Extracted records –
────────────────────────────────────────
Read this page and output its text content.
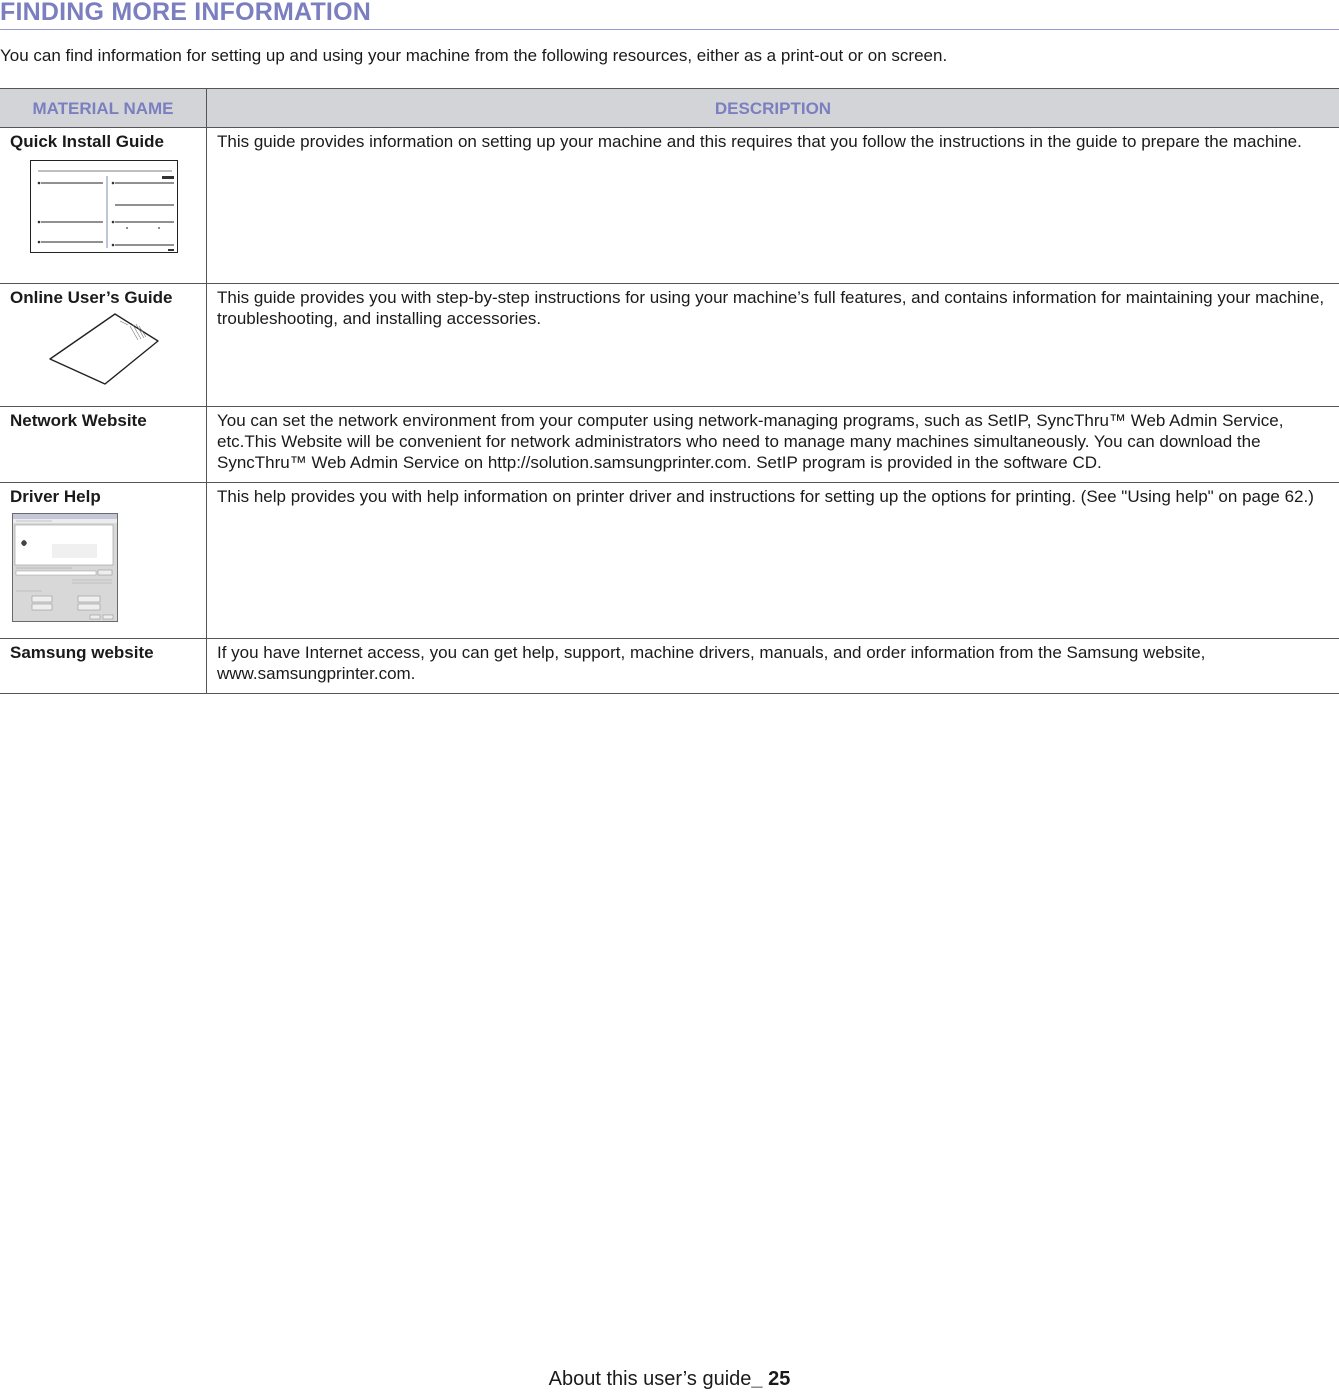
FINDING MORE INFORMATION

You can find information for setting up and using your machine from the following resources, either as a print-out or on screen.

MATERIAL NAME	DESCRIPTION

Quick Install Guide	This guide provides information on setting up your machine and this requires that you follow the instructions in the guide to prepare the machine.

Online User’s Guide	This guide provides you with step-by-step instructions for using your machine’s full features, and contains information for maintaining your machine, troubleshooting, and installing accessories.

Network Website	You can set the network environment from your computer using network-managing programs, such as SetIP, SyncThru™ Web Admin Service, etc.This Website will be convenient for network administrators who need to manage many machines simultaneously. You can download the SyncThru™ Web Admin Service on http://solution.samsungprinter.com. SetIP program is provided in the software CD.

Driver Help	This help provides you with help information on printer driver and instructions for setting up the options for printing. (See "Using help" on page 62.)

Samsung website	If you have Internet access, you can get help, support, machine drivers, manuals, and order information from the Samsung website, www.samsungprinter.com.
About this user’s guide_ 25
────────────────────────────────────────
PROBLEM TO WORK ON – Retype every record above exactly as written, but leave out the pictures.

TASK OUTPUT –
Read this page and output its text content.
FINDING MORE INFORMATION

You can find information for setting up and using your machine from the following resources, either as a print-out or on screen.

MATERIAL NAME	DESCRIPTION

Quick Install Guide	This guide provides information on setting up your machine and this requires that you follow the instructions in the guide to prepare the machine.

Online User’s Guide	This guide provides you with step-by-step instructions for using your machine’s full features, and contains information for maintaining your machine, troubleshooting, and installing accessories.

Network Website	You can set the network environment from your computer using network-managing programs, such as SetIP, SyncThru™ Web Admin Service, etc.This Website will be convenient for network administrators who need to manage many machines simultaneously. You can download the SyncThru™ Web Admin Service on http://solution.samsungprinter.com. SetIP program is provided in the software CD.

Driver Help	This help provides you with help information on printer driver and instructions for setting up the options for printing. (See "Using help" on page 62.)

Samsung website	If you have Internet access, you can get help, support, machine drivers, manuals, and order information from the Samsung website, www.samsungprinter.com.
About this user’s guide_ 25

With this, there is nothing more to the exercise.